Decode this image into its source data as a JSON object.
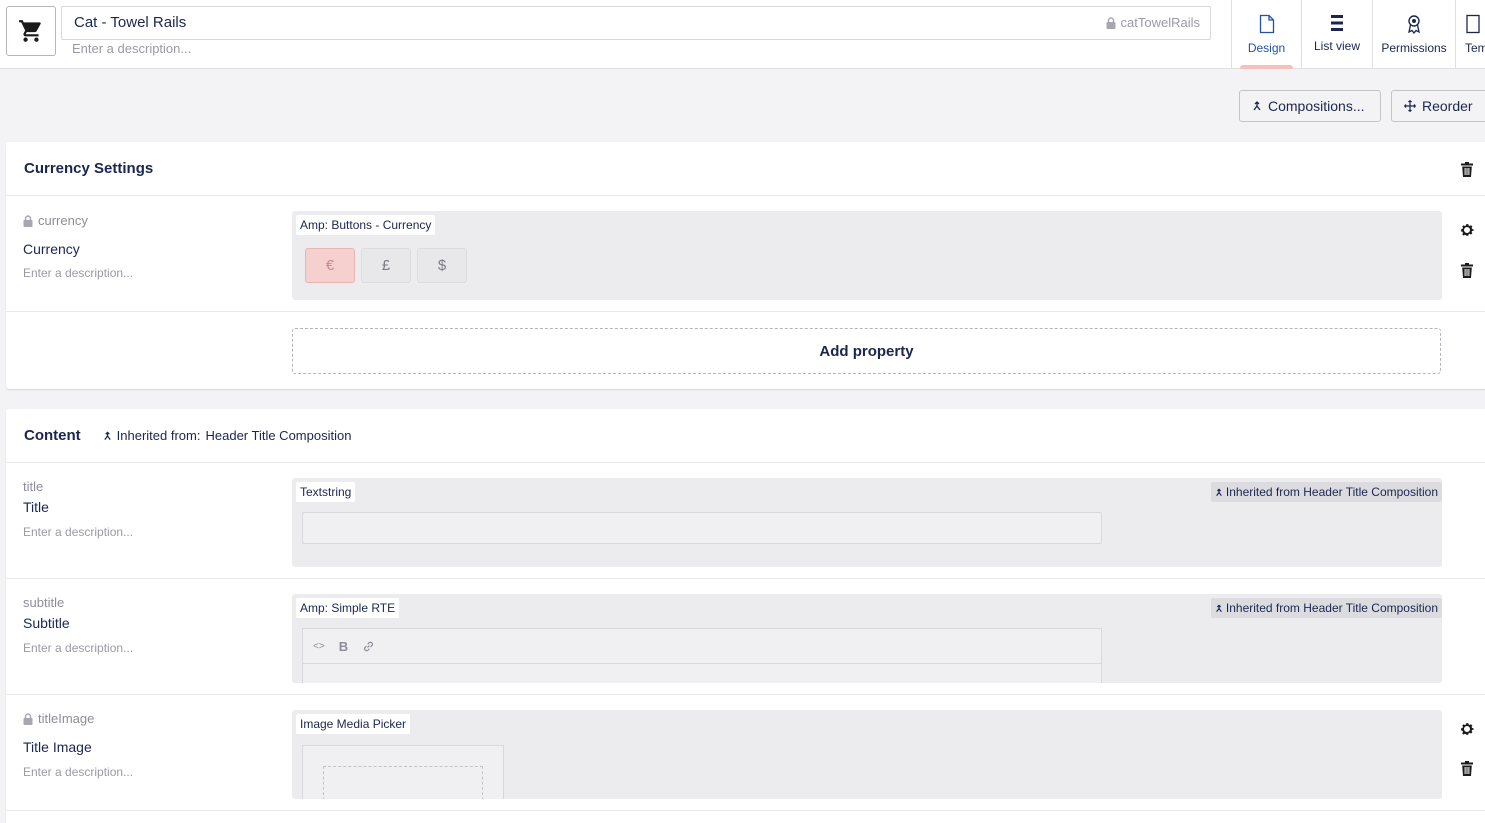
{
  "header": {
    "name": "Cat - Towel Rails",
    "alias": "catTowelRails",
    "description_placeholder": "Enter a description..."
  },
  "apps": [
    {
      "label": "Design",
      "icon": "document-icon",
      "active": true
    },
    {
      "label": "List view",
      "icon": "list-icon",
      "active": false
    },
    {
      "label": "Permissions",
      "icon": "award-icon",
      "active": false
    },
    {
      "label": "Templates",
      "icon": "template-icon",
      "active": false
    }
  ],
  "toolbar": {
    "compositions_label": "Compositions...",
    "reorder_label": "Reorder"
  },
  "groups": [
    {
      "title": "Currency Settings",
      "properties": [
        {
          "alias": "currency",
          "name": "Currency",
          "description": "Enter a description...",
          "editor": "Amp: Buttons - Currency",
          "currency_buttons": [
            "€",
            "£",
            "$"
          ]
        }
      ],
      "add_property_label": "Add property"
    },
    {
      "title": "Content",
      "inherited_prefix": "Inherited from:",
      "inherited_source": "Header Title Composition",
      "properties": [
        {
          "alias": "title",
          "name": "Title",
          "description": "Enter a description...",
          "editor": "Textstring",
          "inherited_tag": "Inherited from Header Title Composition"
        },
        {
          "alias": "subtitle",
          "name": "Subtitle",
          "description": "Enter a description...",
          "editor": "Amp: Simple RTE",
          "inherited_tag": "Inherited from Header Title Composition",
          "rte_tools": [
            "<>",
            "B"
          ]
        },
        {
          "alias": "titleImage",
          "name": "Title Image",
          "description": "Enter a description...",
          "editor": "Image Media Picker"
        }
      ]
    }
  ]
}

————

● **EXERCISE INSTRUCTIONS**:
From the entries above, list each line with "icon" in it.

● **FULL OUTPUT**:
      "icon": "document-icon",
      "icon": "list-icon",
      "icon": "award-icon",
      "icon": "template-icon",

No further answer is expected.